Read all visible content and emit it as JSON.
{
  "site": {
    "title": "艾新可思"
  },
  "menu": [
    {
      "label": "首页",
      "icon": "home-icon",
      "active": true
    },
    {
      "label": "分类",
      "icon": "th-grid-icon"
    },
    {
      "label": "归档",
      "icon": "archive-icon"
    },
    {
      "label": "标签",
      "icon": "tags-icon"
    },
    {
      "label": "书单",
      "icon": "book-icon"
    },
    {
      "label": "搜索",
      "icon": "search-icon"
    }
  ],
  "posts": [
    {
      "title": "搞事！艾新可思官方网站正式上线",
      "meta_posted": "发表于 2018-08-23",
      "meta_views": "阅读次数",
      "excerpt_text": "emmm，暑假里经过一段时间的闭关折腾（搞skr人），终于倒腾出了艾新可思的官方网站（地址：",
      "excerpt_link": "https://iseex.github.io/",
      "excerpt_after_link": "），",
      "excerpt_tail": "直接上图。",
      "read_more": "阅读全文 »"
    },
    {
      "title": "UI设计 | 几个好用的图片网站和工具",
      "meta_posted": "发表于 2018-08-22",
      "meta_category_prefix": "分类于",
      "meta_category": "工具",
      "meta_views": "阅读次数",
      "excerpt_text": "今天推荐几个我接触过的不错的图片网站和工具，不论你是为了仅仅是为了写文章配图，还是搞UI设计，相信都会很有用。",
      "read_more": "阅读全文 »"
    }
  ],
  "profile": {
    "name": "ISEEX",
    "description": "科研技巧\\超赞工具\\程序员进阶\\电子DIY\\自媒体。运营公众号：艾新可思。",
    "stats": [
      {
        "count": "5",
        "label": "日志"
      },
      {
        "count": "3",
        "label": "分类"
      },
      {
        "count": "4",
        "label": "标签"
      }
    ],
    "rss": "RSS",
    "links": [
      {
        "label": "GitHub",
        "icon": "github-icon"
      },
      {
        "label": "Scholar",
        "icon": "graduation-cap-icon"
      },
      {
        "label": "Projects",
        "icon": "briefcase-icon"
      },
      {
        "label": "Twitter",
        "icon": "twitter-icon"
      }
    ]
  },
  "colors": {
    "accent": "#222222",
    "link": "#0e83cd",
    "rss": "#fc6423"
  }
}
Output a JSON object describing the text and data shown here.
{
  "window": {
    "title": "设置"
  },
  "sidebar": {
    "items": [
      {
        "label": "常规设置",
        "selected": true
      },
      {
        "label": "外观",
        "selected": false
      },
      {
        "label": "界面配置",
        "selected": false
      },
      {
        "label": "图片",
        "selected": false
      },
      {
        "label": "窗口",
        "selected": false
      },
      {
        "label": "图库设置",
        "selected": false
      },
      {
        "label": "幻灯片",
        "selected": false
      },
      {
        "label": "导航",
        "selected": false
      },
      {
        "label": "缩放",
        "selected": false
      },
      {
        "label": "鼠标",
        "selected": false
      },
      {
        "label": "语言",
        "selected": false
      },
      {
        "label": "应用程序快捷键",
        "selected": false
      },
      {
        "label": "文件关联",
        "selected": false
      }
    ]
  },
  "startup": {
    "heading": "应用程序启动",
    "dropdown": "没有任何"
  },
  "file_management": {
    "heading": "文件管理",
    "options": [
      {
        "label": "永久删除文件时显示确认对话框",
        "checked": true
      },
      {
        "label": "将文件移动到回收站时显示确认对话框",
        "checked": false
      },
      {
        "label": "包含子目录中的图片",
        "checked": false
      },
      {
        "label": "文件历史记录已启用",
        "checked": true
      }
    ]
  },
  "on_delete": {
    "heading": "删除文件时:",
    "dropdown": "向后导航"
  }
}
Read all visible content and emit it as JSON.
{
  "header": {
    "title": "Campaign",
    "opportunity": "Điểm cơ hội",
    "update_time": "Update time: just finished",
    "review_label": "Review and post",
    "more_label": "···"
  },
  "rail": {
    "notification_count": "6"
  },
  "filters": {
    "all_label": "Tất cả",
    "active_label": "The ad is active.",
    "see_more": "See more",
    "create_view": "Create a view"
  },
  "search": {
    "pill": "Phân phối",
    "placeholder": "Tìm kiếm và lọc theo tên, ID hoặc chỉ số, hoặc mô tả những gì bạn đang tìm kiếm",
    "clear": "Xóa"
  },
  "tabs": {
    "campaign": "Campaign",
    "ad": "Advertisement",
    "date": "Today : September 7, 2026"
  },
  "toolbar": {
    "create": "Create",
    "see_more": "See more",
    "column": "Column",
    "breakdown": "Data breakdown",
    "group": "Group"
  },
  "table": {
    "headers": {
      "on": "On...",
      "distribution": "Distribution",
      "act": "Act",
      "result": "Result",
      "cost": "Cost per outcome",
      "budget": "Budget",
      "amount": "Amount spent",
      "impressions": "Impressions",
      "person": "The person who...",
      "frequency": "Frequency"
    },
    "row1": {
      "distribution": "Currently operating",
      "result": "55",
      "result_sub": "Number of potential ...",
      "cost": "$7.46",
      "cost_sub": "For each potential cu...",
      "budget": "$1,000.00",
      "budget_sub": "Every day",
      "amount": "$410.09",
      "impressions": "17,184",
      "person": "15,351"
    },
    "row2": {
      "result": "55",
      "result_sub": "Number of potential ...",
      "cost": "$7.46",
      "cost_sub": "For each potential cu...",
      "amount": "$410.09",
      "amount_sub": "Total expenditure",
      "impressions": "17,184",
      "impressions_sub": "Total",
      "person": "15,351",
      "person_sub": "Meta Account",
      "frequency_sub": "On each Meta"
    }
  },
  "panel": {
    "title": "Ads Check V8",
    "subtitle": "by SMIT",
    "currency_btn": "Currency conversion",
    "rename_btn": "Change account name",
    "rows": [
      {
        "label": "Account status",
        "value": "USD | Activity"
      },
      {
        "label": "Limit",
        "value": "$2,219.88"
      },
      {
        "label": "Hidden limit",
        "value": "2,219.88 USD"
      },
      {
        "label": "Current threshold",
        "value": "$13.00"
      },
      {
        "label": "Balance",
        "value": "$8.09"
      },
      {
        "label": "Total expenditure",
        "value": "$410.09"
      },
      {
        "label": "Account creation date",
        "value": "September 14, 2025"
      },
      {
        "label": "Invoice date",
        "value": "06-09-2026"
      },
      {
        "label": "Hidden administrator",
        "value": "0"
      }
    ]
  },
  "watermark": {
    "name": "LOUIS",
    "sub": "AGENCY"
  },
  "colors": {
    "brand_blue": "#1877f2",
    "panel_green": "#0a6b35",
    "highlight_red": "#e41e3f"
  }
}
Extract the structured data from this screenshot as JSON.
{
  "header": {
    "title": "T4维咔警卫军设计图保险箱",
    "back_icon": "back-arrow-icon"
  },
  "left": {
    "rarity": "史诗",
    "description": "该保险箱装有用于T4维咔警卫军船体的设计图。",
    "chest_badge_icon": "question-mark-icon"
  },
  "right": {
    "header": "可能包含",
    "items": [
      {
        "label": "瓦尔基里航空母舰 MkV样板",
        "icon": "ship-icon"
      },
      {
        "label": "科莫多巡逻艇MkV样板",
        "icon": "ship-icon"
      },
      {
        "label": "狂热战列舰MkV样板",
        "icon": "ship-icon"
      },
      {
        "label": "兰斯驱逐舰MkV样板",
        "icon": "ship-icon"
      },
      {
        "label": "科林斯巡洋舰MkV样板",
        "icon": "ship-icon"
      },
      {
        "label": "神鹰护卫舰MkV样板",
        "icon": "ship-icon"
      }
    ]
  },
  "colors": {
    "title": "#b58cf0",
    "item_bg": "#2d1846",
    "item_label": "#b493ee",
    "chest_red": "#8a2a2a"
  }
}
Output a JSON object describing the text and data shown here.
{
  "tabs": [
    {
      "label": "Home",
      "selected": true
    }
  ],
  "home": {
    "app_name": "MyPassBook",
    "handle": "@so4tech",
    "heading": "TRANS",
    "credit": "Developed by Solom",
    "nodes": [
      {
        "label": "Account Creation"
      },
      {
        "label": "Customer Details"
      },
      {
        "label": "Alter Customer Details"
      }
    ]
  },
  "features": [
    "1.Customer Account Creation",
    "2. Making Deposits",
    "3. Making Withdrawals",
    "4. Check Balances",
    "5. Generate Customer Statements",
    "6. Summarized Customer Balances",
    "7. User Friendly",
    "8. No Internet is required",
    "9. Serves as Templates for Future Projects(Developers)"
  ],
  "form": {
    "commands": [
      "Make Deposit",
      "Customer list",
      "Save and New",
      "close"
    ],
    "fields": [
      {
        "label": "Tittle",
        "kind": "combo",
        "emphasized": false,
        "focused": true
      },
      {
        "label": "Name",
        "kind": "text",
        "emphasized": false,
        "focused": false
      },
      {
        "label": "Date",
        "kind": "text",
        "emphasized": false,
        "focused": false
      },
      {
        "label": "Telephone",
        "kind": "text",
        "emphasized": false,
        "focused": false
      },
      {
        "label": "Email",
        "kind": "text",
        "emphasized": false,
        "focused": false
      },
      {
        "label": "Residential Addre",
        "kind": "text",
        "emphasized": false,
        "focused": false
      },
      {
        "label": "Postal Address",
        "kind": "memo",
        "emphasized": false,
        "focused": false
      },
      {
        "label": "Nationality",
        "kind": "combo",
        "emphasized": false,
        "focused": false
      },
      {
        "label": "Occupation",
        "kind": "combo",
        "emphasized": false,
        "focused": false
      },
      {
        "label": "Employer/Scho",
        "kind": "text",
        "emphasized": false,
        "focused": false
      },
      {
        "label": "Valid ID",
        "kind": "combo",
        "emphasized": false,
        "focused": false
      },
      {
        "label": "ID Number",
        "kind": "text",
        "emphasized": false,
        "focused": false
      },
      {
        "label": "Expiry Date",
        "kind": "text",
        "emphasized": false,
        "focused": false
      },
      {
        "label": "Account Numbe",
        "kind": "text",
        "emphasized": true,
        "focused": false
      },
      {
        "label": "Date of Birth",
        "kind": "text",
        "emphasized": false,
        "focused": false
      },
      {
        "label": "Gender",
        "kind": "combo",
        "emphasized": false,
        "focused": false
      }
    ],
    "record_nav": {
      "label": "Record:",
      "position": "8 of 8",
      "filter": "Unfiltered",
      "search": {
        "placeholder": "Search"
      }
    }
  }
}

= = = =

> [Task description] Locate the lines above that hold the word "Making". Show every one of them.

> [Exercise result]
    "2. Making Deposits",
    "3. Making Withdrawals",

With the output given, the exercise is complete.